Items from a figure collection
* * * *
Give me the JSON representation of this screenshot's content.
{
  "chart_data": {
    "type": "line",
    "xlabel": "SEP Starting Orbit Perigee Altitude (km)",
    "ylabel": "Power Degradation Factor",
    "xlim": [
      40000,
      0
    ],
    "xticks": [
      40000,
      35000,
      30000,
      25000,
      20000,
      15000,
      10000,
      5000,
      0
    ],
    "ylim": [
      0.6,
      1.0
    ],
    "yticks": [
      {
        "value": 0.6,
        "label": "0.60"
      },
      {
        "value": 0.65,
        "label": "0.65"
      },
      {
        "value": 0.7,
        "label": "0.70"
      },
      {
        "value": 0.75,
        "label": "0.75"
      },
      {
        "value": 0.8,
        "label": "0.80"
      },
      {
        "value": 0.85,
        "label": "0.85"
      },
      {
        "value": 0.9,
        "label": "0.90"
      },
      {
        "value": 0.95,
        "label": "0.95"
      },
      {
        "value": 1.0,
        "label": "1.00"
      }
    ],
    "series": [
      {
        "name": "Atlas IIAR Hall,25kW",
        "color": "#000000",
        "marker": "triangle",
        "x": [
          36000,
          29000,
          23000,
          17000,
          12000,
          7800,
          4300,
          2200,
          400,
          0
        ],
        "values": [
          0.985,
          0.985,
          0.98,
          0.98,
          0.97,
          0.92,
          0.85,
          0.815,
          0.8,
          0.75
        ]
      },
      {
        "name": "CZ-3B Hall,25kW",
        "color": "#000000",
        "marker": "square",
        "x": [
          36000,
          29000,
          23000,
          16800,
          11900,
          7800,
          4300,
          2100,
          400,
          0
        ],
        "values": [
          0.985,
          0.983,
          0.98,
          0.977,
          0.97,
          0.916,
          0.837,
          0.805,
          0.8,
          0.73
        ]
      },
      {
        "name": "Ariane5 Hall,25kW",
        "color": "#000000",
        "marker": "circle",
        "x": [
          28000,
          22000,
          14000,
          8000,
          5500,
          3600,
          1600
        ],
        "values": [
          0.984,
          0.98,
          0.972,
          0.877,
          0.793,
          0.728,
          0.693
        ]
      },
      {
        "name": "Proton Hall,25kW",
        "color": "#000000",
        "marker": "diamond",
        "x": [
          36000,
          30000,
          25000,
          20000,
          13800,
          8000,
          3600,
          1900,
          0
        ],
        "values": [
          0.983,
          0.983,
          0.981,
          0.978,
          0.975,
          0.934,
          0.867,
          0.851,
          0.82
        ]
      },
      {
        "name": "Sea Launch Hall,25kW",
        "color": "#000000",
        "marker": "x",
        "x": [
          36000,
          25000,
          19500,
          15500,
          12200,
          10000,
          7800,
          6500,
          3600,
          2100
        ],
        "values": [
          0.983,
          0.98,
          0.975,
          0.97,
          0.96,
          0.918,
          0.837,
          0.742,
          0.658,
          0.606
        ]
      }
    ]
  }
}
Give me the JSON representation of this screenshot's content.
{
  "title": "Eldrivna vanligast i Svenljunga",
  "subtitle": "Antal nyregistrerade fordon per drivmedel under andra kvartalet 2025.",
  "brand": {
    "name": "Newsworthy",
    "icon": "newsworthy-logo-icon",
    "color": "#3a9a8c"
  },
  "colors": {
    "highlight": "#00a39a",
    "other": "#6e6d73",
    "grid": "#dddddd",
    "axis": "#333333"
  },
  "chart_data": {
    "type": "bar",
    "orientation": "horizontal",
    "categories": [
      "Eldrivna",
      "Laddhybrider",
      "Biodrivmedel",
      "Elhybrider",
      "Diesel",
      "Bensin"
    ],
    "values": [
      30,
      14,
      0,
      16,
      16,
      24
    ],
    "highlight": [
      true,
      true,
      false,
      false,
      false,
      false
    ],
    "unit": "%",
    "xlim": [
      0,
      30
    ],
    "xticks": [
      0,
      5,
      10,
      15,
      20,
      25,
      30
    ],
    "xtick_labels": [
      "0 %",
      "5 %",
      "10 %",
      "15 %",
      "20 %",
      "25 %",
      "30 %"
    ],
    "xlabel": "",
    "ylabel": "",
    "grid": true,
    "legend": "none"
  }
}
* * * *
DIRECTIVE =
Write out all of the records above exactly as they appear.

CORRECT ANSWER =
Give me the JSON representation of this screenshot's content.
{
  "chart_data": {
    "type": "line",
    "xlabel": "SEP Starting Orbit Perigee Altitude (km)",
    "ylabel": "Power Degradation Factor",
    "xlim": [
      40000,
      0
    ],
    "xticks": [
      40000,
      35000,
      30000,
      25000,
      20000,
      15000,
      10000,
      5000,
      0
    ],
    "ylim": [
      0.6,
      1.0
    ],
    "yticks": [
      {
        "value": 0.6,
        "label": "0.60"
      },
      {
        "value": 0.65,
        "label": "0.65"
      },
      {
        "value": 0.7,
        "label": "0.70"
      },
      {
        "value": 0.75,
        "label": "0.75"
      },
      {
        "value": 0.8,
        "label": "0.80"
      },
      {
        "value": 0.85,
        "label": "0.85"
      },
      {
        "value": 0.9,
        "label": "0.90"
      },
      {
        "value": 0.95,
        "label": "0.95"
      },
      {
        "value": 1.0,
        "label": "1.00"
      }
    ],
    "series": [
      {
        "name": "Atlas IIAR Hall,25kW",
        "color": "#000000",
        "marker": "triangle",
        "x": [
          36000,
          29000,
          23000,
          17000,
          12000,
          7800,
          4300,
          2200,
          400,
          0
        ],
        "values": [
          0.985,
          0.985,
          0.98,
          0.98,
          0.97,
          0.92,
          0.85,
          0.815,
          0.8,
          0.75
        ]
      },
      {
        "name": "CZ-3B Hall,25kW",
        "color": "#000000",
        "marker": "square",
        "x": [
          36000,
          29000,
          23000,
          16800,
          11900,
          7800,
          4300,
          2100,
          400,
          0
        ],
        "values": [
          0.985,
          0.983,
          0.98,
          0.977,
          0.97,
          0.916,
          0.837,
          0.805,
          0.8,
          0.73
        ]
      },
      {
        "name": "Ariane5 Hall,25kW",
        "color": "#000000",
        "marker": "circle",
        "x": [
          28000,
          22000,
          14000,
          8000,
          5500,
          3600,
          1600
        ],
        "values": [
          0.984,
          0.98,
          0.972,
          0.877,
          0.793,
          0.728,
          0.693
        ]
      },
      {
        "name": "Proton Hall,25kW",
        "color": "#000000",
        "marker": "diamond",
        "x": [
          36000,
          30000,
          25000,
          20000,
          13800,
          8000,
          3600,
          1900,
          0
        ],
        "values": [
          0.983,
          0.983,
          0.981,
          0.978,
          0.975,
          0.934,
          0.867,
          0.851,
          0.82
        ]
      },
      {
        "name": "Sea Launch Hall,25kW",
        "color": "#000000",
        "marker": "x",
        "x": [
          36000,
          25000,
          19500,
          15500,
          12200,
          10000,
          7800,
          6500,
          3600,
          2100
        ],
        "values": [
          0.983,
          0.98,
          0.975,
          0.97,
          0.96,
          0.918,
          0.837,
          0.742,
          0.658,
          0.606
        ]
      }
    ]
  }
}
Give me the JSON representation of this screenshot's content.
{
  "title": "Eldrivna vanligast i Svenljunga",
  "subtitle": "Antal nyregistrerade fordon per drivmedel under andra kvartalet 2025.",
  "brand": {
    "name": "Newsworthy",
    "icon": "newsworthy-logo-icon",
    "color": "#3a9a8c"
  },
  "colors": {
    "highlight": "#00a39a",
    "other": "#6e6d73",
    "grid": "#dddddd",
    "axis": "#333333"
  },
  "chart_data": {
    "type": "bar",
    "orientation": "horizontal",
    "categories": [
      "Eldrivna",
      "Laddhybrider",
      "Biodrivmedel",
      "Elhybrider",
      "Diesel",
      "Bensin"
    ],
    "values": [
      30,
      14,
      0,
      16,
      16,
      24
    ],
    "highlight": [
      true,
      true,
      false,
      false,
      false,
      false
    ],
    "unit": "%",
    "xlim": [
      0,
      30
    ],
    "xticks": [
      0,
      5,
      10,
      15,
      20,
      25,
      30
    ],
    "xtick_labels": [
      "0 %",
      "5 %",
      "10 %",
      "15 %",
      "20 %",
      "25 %",
      "30 %"
    ],
    "xlabel": "",
    "ylabel": "",
    "grid": true,
    "legend": "none"
  }
}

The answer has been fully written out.